#### ARTICLE:
=-=-=-=-=
This linking approach may also consider other aspects of links, such as the anchor text for a link pointing to a source resource, which it will consider as an n-gram and will assign a source score for that anchor text used to link to a page.
This was an interesting statement I ran across the first time I read through the newly granted patent:
Search result rankings can be adjusted based on a search query’s propensity to surface spam-related search results. The weighting of resource link counts in a ranking process can be reduced for search queries that have a high propensity for surfacing spam-related search results to reduce the skew on resource rankings caused by some resources having disproportionately large number of links compared to the number of selections of the links.
The patent tells us that it has a number of advantages in its use that can make it worth using, including the discounting of some links in rankings of pages being linked to.
Advantages of this Patented Process
1) Search results for resources can be more accurately ranked using data regarding links to the resources and selections of those links.
2) A seed score can be determined for a resource based on the number of links to the resource contained in other resources and a number of selections of those links.
3) Source resources that include links to resources that have a disproportionate number of links relative to the number of selections, as indicated by the seed scores for those resources, can be identified.
4) The links from these identified source resources can be discounted in a ranking process that ranks resources based on the number of links to the resource.
5) Resources for which data regarding links are unavailable or insufficient can be scored using data regarding resources that include a link to the resource.
=-=-=-=-=
#### GIVEN DATA:
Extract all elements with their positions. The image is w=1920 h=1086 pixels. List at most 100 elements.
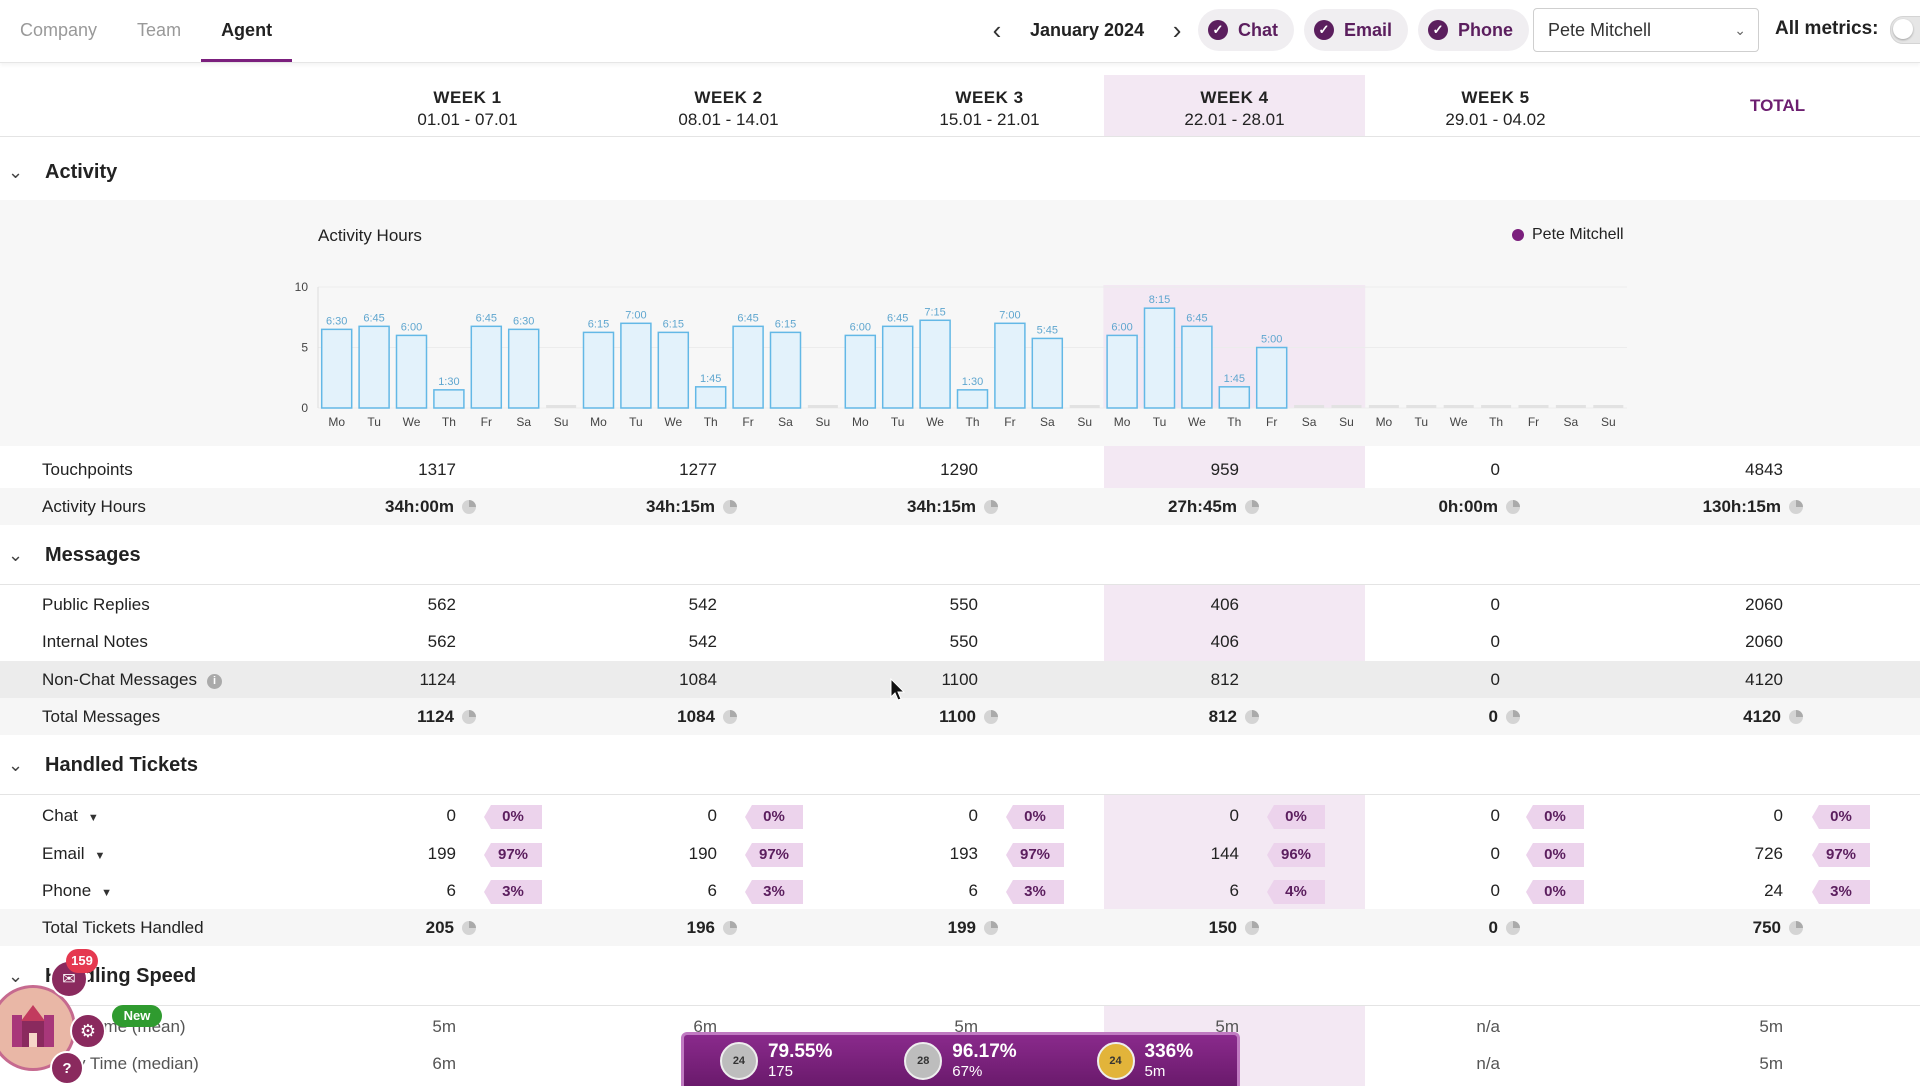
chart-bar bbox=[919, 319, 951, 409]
=-=-=-=-=
#### WORK REQUIRED:
In the article, what two things is a resource's seed score based on?

#### COMPLETE RESPONSE:
The number of links to the resource contained in other resources and the number of selections of those links.